Short problem 1 - In the post on multicollinearity, what is the potential problem that multicollinearity can lead to?
Short problem 2 - Copy the stretch of the multicollinearity post from "The potential problem" through "the out-of-sample data.".

Mis-specification versus multicollinearity

This quant tactic can lead to the problem of multicollinearity. That means, as Marc describes, that your are using two factors that are highly correlated. But is that a problem?

The potential problem is that it can lead to is poor out-of-sample performance. Because the 2 factors are correlated it is difficult to know how each factor is affecting your in-sample data and you do not get the weights right for your out-of-sample data. Weight here is just the weights of your ranks. If your out-of-sample population is different then the weights are likely to be wrong for the out-of-sample data.

This stuff is not easy and ultimately Marc’s tactic may be the best. In fact it probably is a good tactic if you expect your sample to be the same (i.e., the markets will not changed in any way). But I think it is worth discussing.

Like it or not: at P123 we are using linear estimators. That is what a rank system is.

I get that some of you do not like BLUE. They do not want the Best Linear Unbiased Estimators. But do you have to go out of your way to get the worst?

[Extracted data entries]
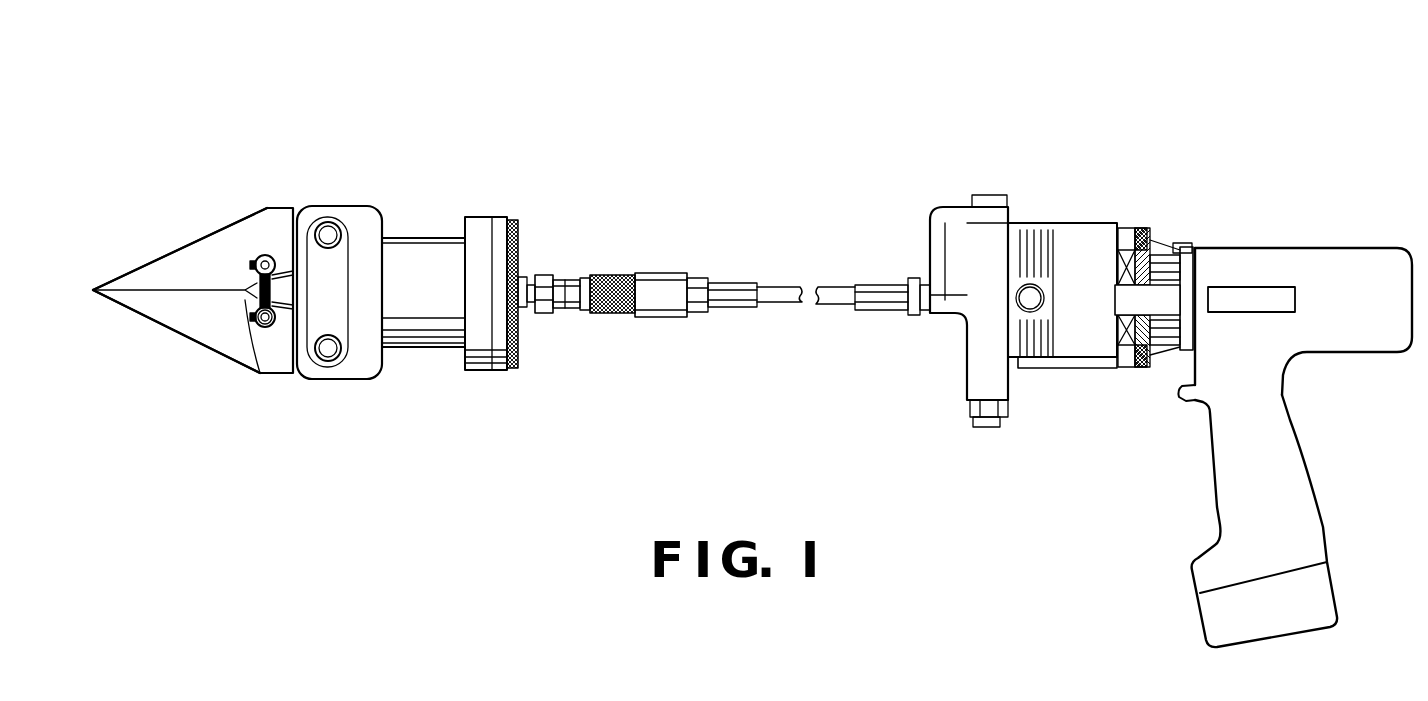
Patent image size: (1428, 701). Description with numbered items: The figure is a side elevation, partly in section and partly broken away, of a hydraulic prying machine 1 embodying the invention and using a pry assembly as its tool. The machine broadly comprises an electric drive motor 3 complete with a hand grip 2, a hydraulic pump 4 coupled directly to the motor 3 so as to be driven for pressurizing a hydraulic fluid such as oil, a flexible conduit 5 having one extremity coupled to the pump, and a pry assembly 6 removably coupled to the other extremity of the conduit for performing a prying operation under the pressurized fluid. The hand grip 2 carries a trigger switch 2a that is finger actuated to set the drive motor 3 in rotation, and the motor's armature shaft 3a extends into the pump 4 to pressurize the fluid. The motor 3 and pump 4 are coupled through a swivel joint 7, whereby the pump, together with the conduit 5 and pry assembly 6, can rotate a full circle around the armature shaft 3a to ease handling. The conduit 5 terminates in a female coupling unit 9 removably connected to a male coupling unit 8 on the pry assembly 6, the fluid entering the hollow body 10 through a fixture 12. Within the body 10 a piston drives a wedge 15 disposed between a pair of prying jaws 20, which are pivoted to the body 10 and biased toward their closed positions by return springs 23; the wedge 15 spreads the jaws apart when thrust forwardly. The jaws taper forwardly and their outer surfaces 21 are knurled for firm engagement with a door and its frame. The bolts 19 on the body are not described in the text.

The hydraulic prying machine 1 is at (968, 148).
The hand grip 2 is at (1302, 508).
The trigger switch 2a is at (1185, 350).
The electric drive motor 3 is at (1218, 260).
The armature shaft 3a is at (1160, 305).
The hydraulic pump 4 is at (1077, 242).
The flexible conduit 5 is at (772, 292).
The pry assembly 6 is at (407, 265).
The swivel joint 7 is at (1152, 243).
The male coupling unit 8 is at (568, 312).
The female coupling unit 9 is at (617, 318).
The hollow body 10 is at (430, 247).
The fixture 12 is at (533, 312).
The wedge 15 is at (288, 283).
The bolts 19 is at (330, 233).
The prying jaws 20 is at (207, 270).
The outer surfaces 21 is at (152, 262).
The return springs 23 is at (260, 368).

* * *

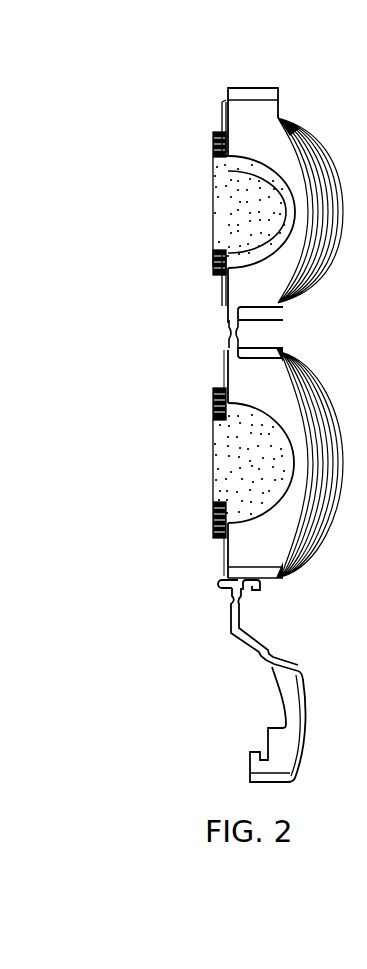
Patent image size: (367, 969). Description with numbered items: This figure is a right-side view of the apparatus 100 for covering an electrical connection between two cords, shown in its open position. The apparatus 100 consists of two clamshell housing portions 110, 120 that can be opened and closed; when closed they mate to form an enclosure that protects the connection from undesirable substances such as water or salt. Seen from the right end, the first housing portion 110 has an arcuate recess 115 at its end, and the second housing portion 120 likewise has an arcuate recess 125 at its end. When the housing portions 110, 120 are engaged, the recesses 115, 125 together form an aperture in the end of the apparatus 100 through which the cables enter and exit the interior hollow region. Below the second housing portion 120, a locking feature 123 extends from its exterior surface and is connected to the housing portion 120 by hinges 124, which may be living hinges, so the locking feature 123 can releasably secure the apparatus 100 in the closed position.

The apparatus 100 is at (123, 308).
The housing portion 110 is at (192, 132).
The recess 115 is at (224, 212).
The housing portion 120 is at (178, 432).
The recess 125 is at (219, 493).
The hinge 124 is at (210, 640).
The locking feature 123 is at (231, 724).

Complete answer 1 - Poor out-of-sample performance.

Complete answer 2 -
The potential problem is that it can lead to is poor out-of-sample performance. Because the 2 factors are correlated it is difficult to know how each factor is affecting your in-sample data and you do not get the weights right for your out-of-sample data. Weight here is just the weights of your ranks. If your out-of-sample population is different then the weights are likely to be wrong for the out-of-sample data.